◆ EXERCISE GOAL
Transcribe the material exactly. Images do not belong in the copy.

◆ DATA EXCERPTS

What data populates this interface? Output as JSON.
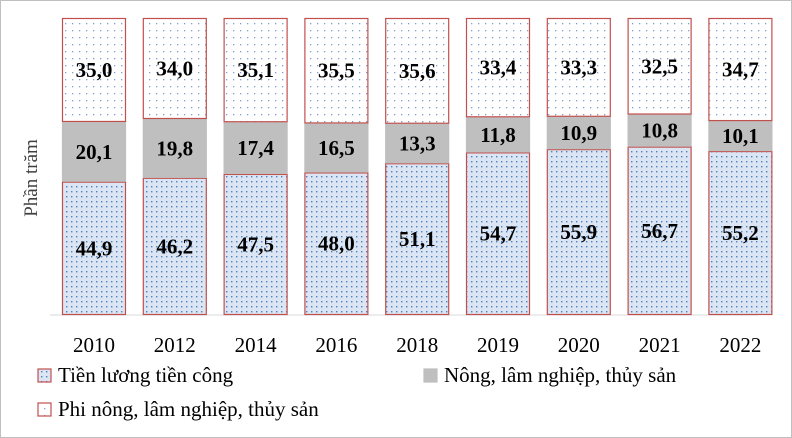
{
  "chart_data": {
    "type": "bar",
    "stacked": true,
    "percent": true,
    "ylabel": "Phần trăm",
    "categories": [
      "2010",
      "2012",
      "2014",
      "2016",
      "2018",
      "2019",
      "2020",
      "2021",
      "2022"
    ],
    "series": [
      {
        "name": "Tiền lương tiền công",
        "values": [
          44.9,
          46.2,
          47.5,
          48.0,
          51.1,
          54.7,
          55.9,
          56.7,
          55.2
        ],
        "labels": [
          "44,9",
          "46,2",
          "47,5",
          "48,0",
          "51,1",
          "54,7",
          "55,9",
          "56,7",
          "55,2"
        ],
        "fill": "#dbe5f3",
        "dot": "#4f81bd",
        "stroke": "#c0504d"
      },
      {
        "name": "Nông, lâm nghiệp, thủy sản",
        "values": [
          20.1,
          19.8,
          17.4,
          16.5,
          13.3,
          11.8,
          10.9,
          10.8,
          10.1
        ],
        "labels": [
          "20,1",
          "19,8",
          "17,4",
          "16,5",
          "13,3",
          "11,8",
          "10,9",
          "10,8",
          "10,1"
        ],
        "fill": "#bfbfbf",
        "dot": "",
        "stroke": "#bfbfbf"
      },
      {
        "name": "Phi nông, lâm nghiệp, thủy sản",
        "values": [
          35.0,
          34.0,
          35.1,
          35.5,
          35.6,
          33.4,
          33.3,
          32.5,
          34.7
        ],
        "labels": [
          "35,0",
          "34,0",
          "35,1",
          "35,5",
          "35,6",
          "33,4",
          "33,3",
          "32,5",
          "34,7"
        ],
        "fill": "#ffffff",
        "dot": "#4f81bd",
        "stroke": "#c0504d"
      }
    ],
    "legend_position": "bottom",
    "grid": false
  }
}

◆ EXERCISE ANSWER
What data populates this interface? Output as JSON.
{
  "chart_data": {
    "type": "bar",
    "stacked": true,
    "percent": true,
    "ylabel": "Phần trăm",
    "categories": [
      "2010",
      "2012",
      "2014",
      "2016",
      "2018",
      "2019",
      "2020",
      "2021",
      "2022"
    ],
    "series": [
      {
        "name": "Tiền lương tiền công",
        "values": [
          44.9,
          46.2,
          47.5,
          48.0,
          51.1,
          54.7,
          55.9,
          56.7,
          55.2
        ],
        "labels": [
          "44,9",
          "46,2",
          "47,5",
          "48,0",
          "51,1",
          "54,7",
          "55,9",
          "56,7",
          "55,2"
        ],
        "fill": "#dbe5f3",
        "dot": "#4f81bd",
        "stroke": "#c0504d"
      },
      {
        "name": "Nông, lâm nghiệp, thủy sản",
        "values": [
          20.1,
          19.8,
          17.4,
          16.5,
          13.3,
          11.8,
          10.9,
          10.8,
          10.1
        ],
        "labels": [
          "20,1",
          "19,8",
          "17,4",
          "16,5",
          "13,3",
          "11,8",
          "10,9",
          "10,8",
          "10,1"
        ],
        "fill": "#bfbfbf",
        "dot": "",
        "stroke": "#bfbfbf"
      },
      {
        "name": "Phi nông, lâm nghiệp, thủy sản",
        "values": [
          35.0,
          34.0,
          35.1,
          35.5,
          35.6,
          33.4,
          33.3,
          32.5,
          34.7
        ],
        "labels": [
          "35,0",
          "34,0",
          "35,1",
          "35,5",
          "35,6",
          "33,4",
          "33,3",
          "32,5",
          "34,7"
        ],
        "fill": "#ffffff",
        "dot": "#4f81bd",
        "stroke": "#c0504d"
      }
    ],
    "legend_position": "bottom",
    "grid": false
  }
}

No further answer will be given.